§ Set task: Go through the listing below and gather every line with the word "والطعم".

§ Given records:
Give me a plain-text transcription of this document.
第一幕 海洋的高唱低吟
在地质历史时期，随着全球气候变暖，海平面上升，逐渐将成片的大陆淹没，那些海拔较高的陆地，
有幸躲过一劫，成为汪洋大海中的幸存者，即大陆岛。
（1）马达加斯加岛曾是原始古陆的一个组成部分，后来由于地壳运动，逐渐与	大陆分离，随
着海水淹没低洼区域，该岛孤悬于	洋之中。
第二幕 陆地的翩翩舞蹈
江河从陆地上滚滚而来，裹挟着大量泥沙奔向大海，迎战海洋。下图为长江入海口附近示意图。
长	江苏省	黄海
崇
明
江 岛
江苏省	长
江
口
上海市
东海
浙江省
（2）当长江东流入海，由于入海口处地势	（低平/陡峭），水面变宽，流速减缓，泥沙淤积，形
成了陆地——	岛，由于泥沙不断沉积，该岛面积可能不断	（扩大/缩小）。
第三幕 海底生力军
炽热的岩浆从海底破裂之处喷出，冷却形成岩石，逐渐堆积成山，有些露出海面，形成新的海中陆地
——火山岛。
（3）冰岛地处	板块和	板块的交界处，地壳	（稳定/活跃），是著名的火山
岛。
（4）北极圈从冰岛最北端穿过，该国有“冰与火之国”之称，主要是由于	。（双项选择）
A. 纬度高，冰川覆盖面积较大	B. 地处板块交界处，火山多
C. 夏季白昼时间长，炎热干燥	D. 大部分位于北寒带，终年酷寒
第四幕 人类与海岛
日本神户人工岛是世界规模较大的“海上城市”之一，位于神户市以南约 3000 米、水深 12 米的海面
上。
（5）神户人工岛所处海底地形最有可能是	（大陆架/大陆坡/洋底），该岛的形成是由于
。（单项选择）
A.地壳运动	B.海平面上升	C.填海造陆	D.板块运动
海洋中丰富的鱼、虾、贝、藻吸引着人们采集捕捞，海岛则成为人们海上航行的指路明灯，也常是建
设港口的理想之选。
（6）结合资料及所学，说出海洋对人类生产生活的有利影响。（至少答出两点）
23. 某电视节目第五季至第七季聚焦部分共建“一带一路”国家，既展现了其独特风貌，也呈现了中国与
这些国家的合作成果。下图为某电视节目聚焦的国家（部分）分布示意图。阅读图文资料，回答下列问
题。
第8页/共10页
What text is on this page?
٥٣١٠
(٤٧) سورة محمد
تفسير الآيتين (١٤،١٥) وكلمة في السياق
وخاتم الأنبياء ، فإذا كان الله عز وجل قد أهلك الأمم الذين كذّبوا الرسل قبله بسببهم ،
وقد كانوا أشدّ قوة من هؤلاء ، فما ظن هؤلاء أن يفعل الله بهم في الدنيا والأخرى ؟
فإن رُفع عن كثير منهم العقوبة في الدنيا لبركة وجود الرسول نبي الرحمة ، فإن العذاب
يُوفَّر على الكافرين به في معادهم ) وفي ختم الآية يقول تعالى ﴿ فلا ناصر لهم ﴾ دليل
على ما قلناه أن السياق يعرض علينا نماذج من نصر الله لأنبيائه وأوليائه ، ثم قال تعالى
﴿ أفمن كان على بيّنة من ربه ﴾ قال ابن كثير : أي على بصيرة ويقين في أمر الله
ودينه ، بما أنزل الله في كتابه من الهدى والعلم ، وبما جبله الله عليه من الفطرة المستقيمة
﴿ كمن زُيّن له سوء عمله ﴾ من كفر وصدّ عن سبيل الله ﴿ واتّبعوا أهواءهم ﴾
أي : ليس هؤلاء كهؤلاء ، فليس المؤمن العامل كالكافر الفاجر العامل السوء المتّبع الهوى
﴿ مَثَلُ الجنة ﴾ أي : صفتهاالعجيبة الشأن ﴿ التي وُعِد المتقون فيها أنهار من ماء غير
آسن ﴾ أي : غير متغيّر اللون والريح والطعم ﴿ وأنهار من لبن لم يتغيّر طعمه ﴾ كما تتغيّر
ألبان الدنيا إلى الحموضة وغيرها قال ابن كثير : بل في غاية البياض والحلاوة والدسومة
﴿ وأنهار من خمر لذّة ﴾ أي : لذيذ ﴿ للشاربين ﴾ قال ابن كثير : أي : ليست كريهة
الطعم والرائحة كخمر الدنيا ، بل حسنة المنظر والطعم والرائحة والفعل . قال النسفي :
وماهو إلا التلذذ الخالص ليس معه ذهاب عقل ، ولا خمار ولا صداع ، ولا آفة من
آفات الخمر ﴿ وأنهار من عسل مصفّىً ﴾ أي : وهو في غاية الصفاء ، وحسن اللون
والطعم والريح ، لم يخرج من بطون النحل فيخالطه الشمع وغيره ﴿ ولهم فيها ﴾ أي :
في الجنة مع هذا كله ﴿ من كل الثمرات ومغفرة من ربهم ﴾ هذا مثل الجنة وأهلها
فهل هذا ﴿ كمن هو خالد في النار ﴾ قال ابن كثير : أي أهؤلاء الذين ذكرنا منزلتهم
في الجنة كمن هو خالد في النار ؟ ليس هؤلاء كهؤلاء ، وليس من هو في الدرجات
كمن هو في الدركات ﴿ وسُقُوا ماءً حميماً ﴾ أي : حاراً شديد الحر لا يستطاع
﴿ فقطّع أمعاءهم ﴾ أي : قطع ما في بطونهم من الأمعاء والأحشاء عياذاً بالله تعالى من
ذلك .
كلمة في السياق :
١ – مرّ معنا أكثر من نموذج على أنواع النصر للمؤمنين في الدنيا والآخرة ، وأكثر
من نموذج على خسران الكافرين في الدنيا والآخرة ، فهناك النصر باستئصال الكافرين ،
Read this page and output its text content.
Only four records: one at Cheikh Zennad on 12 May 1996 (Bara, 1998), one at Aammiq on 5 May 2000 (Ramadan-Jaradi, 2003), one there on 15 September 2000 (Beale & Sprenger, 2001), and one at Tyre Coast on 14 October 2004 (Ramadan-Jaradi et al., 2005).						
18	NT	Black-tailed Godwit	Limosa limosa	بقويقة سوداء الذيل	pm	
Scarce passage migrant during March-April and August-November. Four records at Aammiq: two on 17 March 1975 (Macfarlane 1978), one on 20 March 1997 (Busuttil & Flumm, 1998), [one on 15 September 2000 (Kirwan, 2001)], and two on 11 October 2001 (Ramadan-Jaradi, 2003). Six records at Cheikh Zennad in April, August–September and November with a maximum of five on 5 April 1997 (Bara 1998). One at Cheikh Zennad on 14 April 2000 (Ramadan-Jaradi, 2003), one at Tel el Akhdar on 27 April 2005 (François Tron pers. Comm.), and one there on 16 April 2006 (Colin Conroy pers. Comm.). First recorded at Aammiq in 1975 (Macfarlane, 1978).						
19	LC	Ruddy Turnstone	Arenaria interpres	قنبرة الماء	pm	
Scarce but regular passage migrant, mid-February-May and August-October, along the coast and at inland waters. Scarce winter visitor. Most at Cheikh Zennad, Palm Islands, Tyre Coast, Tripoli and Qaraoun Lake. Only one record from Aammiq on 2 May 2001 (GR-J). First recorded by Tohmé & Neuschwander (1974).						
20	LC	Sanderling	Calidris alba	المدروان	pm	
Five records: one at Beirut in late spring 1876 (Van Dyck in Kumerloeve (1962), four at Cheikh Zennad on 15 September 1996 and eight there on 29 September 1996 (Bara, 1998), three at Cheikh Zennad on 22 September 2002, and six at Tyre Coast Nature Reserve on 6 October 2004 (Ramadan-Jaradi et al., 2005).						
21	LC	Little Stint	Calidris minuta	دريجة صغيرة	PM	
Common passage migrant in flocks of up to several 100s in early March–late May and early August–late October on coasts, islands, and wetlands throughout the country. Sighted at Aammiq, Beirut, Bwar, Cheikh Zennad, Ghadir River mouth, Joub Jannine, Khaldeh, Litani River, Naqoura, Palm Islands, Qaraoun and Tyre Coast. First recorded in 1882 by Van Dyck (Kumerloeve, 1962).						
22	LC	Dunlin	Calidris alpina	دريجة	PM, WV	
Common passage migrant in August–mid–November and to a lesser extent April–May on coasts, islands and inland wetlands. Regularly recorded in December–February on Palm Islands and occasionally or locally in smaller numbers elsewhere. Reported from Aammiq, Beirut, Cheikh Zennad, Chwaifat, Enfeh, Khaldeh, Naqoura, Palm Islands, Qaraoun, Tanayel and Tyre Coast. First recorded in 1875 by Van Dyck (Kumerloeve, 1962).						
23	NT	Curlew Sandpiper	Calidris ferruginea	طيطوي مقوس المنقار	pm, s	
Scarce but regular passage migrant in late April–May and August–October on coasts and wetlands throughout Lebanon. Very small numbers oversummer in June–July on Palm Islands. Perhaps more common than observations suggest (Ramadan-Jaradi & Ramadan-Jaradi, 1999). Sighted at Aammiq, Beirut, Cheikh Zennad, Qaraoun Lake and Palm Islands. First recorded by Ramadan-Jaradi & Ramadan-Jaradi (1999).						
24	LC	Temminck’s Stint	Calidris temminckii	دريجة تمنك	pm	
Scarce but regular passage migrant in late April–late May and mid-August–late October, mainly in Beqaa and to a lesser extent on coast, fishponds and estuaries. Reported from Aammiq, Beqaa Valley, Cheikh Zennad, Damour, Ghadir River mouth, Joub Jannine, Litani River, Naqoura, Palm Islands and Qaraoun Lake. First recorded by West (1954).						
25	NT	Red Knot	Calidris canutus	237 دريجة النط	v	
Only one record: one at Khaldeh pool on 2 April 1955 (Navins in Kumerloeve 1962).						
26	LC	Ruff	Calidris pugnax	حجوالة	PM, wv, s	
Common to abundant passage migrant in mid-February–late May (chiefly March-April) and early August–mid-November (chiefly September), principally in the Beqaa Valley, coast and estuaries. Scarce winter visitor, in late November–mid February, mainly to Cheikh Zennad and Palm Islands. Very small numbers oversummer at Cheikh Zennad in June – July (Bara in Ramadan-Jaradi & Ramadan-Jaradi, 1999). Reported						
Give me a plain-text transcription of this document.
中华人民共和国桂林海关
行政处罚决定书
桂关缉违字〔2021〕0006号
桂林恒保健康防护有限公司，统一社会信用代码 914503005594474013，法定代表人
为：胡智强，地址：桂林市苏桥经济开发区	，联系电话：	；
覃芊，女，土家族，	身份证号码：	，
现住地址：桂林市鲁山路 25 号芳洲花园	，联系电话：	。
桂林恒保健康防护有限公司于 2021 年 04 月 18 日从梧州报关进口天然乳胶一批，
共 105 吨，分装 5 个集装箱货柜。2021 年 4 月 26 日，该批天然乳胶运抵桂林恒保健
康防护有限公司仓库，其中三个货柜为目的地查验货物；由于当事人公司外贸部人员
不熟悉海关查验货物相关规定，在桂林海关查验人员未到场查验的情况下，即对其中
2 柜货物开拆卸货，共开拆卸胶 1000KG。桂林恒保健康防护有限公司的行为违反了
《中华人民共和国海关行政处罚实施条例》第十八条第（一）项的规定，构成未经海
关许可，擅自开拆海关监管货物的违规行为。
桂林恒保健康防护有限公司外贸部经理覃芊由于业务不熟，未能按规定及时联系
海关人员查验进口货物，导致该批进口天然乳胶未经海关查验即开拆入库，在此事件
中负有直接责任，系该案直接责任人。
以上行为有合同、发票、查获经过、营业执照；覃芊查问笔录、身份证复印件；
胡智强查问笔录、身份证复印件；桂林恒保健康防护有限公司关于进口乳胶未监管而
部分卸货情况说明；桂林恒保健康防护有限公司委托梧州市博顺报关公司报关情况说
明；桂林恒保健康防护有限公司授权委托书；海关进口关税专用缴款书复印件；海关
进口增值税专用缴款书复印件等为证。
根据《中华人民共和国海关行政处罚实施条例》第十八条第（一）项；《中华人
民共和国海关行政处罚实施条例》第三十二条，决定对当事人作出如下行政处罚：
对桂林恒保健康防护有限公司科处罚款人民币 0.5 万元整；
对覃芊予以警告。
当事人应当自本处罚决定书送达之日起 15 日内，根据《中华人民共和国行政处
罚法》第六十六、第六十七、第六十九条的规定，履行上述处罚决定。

§ Solution to this task:
آسن ﴾ أي : غير متغيّر اللون والريح والطعم ﴿ وأنهار من لبن لم يتغيّر طعمه ﴾ كما تتغيّر
الطعم والرائحة كخمر الدنيا ، بل حسنة المنظر والطعم والرائحة والفعل . قال النسفي :
والطعم والريح ، لم يخرج من بطون النحل فيخالطه الشمع وغيره ﴿ ولهم فيها ﴾ أي :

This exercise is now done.